:: Data listing ::

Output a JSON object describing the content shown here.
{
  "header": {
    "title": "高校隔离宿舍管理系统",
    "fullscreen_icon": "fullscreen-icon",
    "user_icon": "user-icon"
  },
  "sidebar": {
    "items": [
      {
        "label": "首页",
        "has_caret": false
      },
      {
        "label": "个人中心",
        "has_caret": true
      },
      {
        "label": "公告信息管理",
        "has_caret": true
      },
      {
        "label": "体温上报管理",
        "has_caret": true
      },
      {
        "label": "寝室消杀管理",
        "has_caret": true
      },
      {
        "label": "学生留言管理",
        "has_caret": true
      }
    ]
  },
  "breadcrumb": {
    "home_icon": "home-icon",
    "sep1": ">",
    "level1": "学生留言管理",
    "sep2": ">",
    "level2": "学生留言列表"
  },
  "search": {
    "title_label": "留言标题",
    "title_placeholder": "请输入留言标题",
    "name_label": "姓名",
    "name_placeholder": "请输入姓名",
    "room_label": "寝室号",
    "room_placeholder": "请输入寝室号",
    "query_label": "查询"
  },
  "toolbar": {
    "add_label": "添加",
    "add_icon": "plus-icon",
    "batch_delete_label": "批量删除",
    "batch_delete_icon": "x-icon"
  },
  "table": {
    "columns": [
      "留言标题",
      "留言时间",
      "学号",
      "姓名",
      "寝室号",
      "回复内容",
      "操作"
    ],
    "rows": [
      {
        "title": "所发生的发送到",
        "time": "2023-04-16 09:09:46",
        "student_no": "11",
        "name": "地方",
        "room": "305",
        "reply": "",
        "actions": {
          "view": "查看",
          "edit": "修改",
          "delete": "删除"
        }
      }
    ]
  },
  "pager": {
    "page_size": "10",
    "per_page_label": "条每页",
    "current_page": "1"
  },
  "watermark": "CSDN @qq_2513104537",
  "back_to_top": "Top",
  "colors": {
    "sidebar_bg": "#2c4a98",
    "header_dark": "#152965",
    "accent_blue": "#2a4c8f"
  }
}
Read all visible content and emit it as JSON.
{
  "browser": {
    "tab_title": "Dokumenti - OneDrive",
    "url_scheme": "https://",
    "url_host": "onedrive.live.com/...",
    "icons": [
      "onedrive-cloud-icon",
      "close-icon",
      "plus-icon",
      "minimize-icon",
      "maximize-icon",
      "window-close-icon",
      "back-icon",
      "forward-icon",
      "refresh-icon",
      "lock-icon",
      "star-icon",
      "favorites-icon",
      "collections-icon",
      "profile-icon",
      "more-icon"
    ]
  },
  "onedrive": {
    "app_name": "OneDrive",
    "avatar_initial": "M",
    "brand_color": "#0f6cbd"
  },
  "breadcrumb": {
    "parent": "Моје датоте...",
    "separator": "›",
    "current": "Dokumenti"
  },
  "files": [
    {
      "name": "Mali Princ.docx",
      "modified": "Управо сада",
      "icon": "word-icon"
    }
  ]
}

:::

Starting at the line that contains "Read all visible content and emit it as JSON.", copy each line exactly through the end of the listing above. Include that first line and the last one, and add nothing.

◆ Reply to the task ◆
Read all visible content and emit it as JSON.
{
  "browser": {
    "tab_title": "Dokumenti - OneDrive",
    "url_scheme": "https://",
    "url_host": "onedrive.live.com/...",
    "icons": [
      "onedrive-cloud-icon",
      "close-icon",
      "plus-icon",
      "minimize-icon",
      "maximize-icon",
      "window-close-icon",
      "back-icon",
      "forward-icon",
      "refresh-icon",
      "lock-icon",
      "star-icon",
      "favorites-icon",
      "collections-icon",
      "profile-icon",
      "more-icon"
    ]
  },
  "onedrive": {
    "app_name": "OneDrive",
    "avatar_initial": "M",
    "brand_color": "#0f6cbd"
  },
  "breadcrumb": {
    "parent": "Моје датоте...",
    "separator": "›",
    "current": "Dokumenti"
  },
  "files": [
    {
      "name": "Mali Princ.docx",
      "modified": "Управо сада",
      "icon": "word-icon"
    }
  ]
}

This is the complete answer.